- What needs to be done
What lines of the data hold the string "years"? Pull each one out.
>> start
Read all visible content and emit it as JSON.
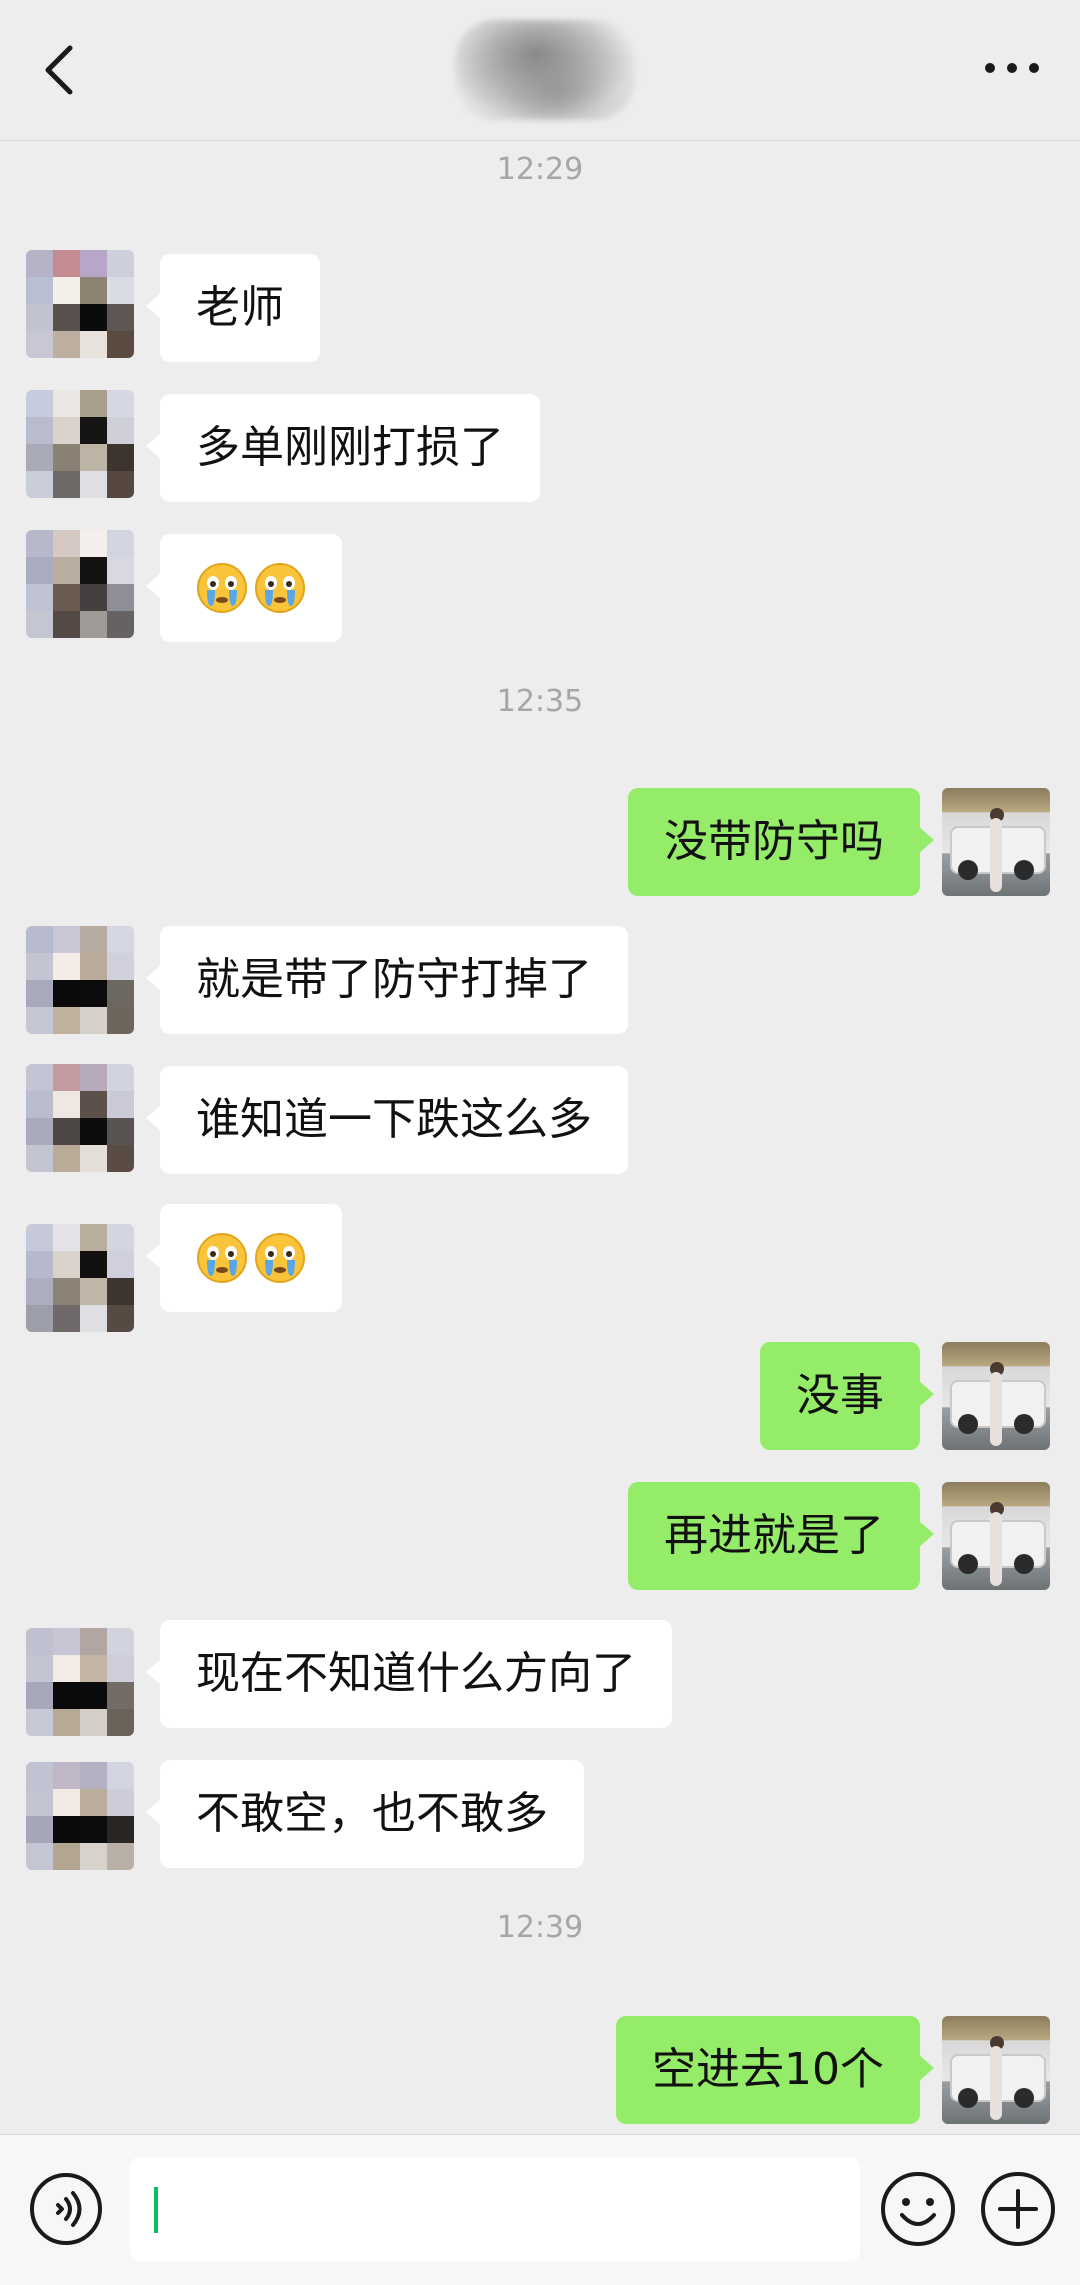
{
  "colors": {
    "outgoing_bubble": "#95ec69",
    "incoming_bubble": "#ffffff",
    "background": "#ededed"
  },
  "header": {
    "back_icon": "chevron-left-icon",
    "more_icon": "more-horizontal-icon"
  },
  "messages": [
    {
      "type": "time",
      "text": "12:29"
    },
    {
      "type": "in",
      "text": "老师"
    },
    {
      "type": "in",
      "text": "多单刚刚打损了"
    },
    {
      "type": "in",
      "emoji": "crying-face-icon x2"
    },
    {
      "type": "time",
      "text": "12:35"
    },
    {
      "type": "out",
      "text": "没带防守吗"
    },
    {
      "type": "in",
      "text": "就是带了防守打掉了"
    },
    {
      "type": "in",
      "text": "谁知道一下跌这么多"
    },
    {
      "type": "in",
      "emoji": "crying-face-icon x2"
    },
    {
      "type": "out",
      "text": "没事"
    },
    {
      "type": "out",
      "text": "再进就是了"
    },
    {
      "type": "in",
      "text": "现在不知道什么方向了"
    },
    {
      "type": "in",
      "text": "不敢空，也不敢多"
    },
    {
      "type": "time",
      "text": "12:39"
    },
    {
      "type": "out",
      "text": "空进去10个"
    }
  ],
  "input_bar": {
    "voice_icon": "voice-icon",
    "message_value": "",
    "emoji_icon": "smiley-icon",
    "plus_icon": "plus-circle-icon"
  }
}
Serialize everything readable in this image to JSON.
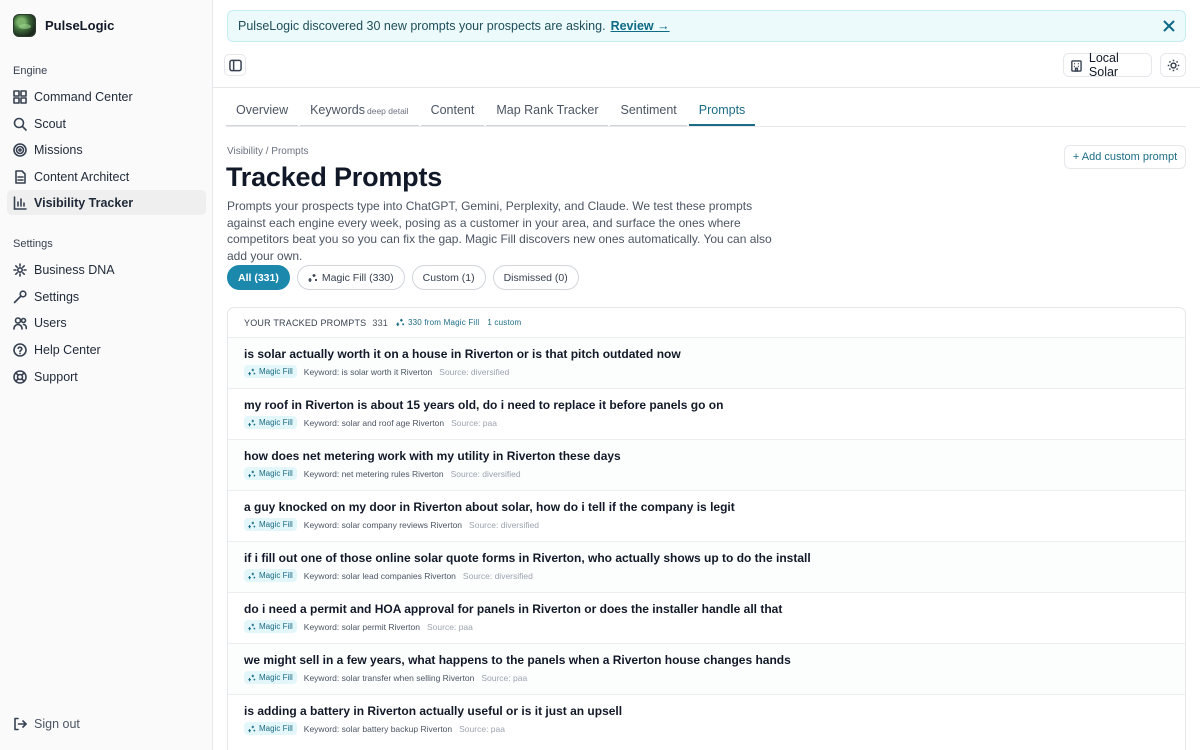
{
  "brand": {
    "name": "PulseLogic"
  },
  "sidebar": {
    "engine_label": "Engine",
    "settings_label": "Settings",
    "engine_items": [
      {
        "label": "Command Center",
        "icon": "grid-icon"
      },
      {
        "label": "Scout",
        "icon": "search-icon"
      },
      {
        "label": "Missions",
        "icon": "target-icon"
      },
      {
        "label": "Content Architect",
        "icon": "document-icon"
      },
      {
        "label": "Visibility Tracker",
        "icon": "bar-chart-icon",
        "active": true
      }
    ],
    "settings_items": [
      {
        "label": "Business DNA",
        "icon": "gear-icon"
      },
      {
        "label": "Settings",
        "icon": "wrench-icon"
      },
      {
        "label": "Users",
        "icon": "users-icon"
      },
      {
        "label": "Help Center",
        "icon": "help-icon"
      },
      {
        "label": "Support",
        "icon": "lifebuoy-icon"
      }
    ],
    "signout_label": "Sign out"
  },
  "banner": {
    "text": "PulseLogic discovered 30 new prompts your prospects are asking.",
    "link": "Review →"
  },
  "header": {
    "location_label": "Local Solar"
  },
  "tabs": [
    {
      "label": "Overview",
      "sub": ""
    },
    {
      "label": "Keywords",
      "sub": "deep detail"
    },
    {
      "label": "Content",
      "sub": ""
    },
    {
      "label": "Map Rank Tracker",
      "sub": ""
    },
    {
      "label": "Sentiment",
      "sub": ""
    },
    {
      "label": "Prompts",
      "sub": "",
      "active": true
    }
  ],
  "page": {
    "breadcrumb": "Visibility / Prompts",
    "title": "Tracked Prompts",
    "add_button": "+ Add custom prompt",
    "description": "Prompts your prospects type into ChatGPT, Gemini, Perplexity, and Claude. We test these prompts against each engine every week, posing as a customer in your area, and surface the ones where competitors beat you so you can fix the gap. Magic Fill discovers new ones automatically. You can also add your own."
  },
  "filters": [
    {
      "label": "All (331)",
      "active": true
    },
    {
      "label": "Magic Fill (330)",
      "icon": true
    },
    {
      "label": "Custom (1)"
    },
    {
      "label": "Dismissed (0)"
    }
  ],
  "list": {
    "heading": "YOUR TRACKED PROMPTS",
    "count": "331",
    "magic_fill_count": "330 from Magic Fill",
    "custom_count": "1 custom",
    "badge_label": "Magic Fill",
    "rows": [
      {
        "title": "is solar actually worth it on a house in Riverton or is that pitch outdated now",
        "keyword": "Keyword: is solar worth it Riverton",
        "source": "Source: diversified"
      },
      {
        "title": "my roof in Riverton is about 15 years old, do i need to replace it before panels go on",
        "keyword": "Keyword: solar and roof age Riverton",
        "source": "Source: paa"
      },
      {
        "title": "how does net metering work with my utility in Riverton these days",
        "keyword": "Keyword: net metering rules Riverton",
        "source": "Source: diversified"
      },
      {
        "title": "a guy knocked on my door in Riverton about solar, how do i tell if the company is legit",
        "keyword": "Keyword: solar company reviews Riverton",
        "source": "Source: diversified"
      },
      {
        "title": "if i fill out one of those online solar quote forms in Riverton, who actually shows up to do the install",
        "keyword": "Keyword: solar lead companies Riverton",
        "source": "Source: diversified"
      },
      {
        "title": "do i need a permit and HOA approval for panels in Riverton or does the installer handle all that",
        "keyword": "Keyword: solar permit Riverton",
        "source": "Source: paa"
      },
      {
        "title": "we might sell in a few years, what happens to the panels when a Riverton house changes hands",
        "keyword": "Keyword: solar transfer when selling Riverton",
        "source": "Source: paa"
      },
      {
        "title": "is adding a battery in Riverton actually useful or is it just an upsell",
        "keyword": "Keyword: solar battery backup Riverton",
        "source": "Source: paa"
      }
    ]
  }
}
>> end
- Task output
        "title": "my roof in Riverton is about 15 years old, do i need to replace it before panels go on",
        "title": "we might sell in a few years, what happens to the panels when a Riverton house changes hands",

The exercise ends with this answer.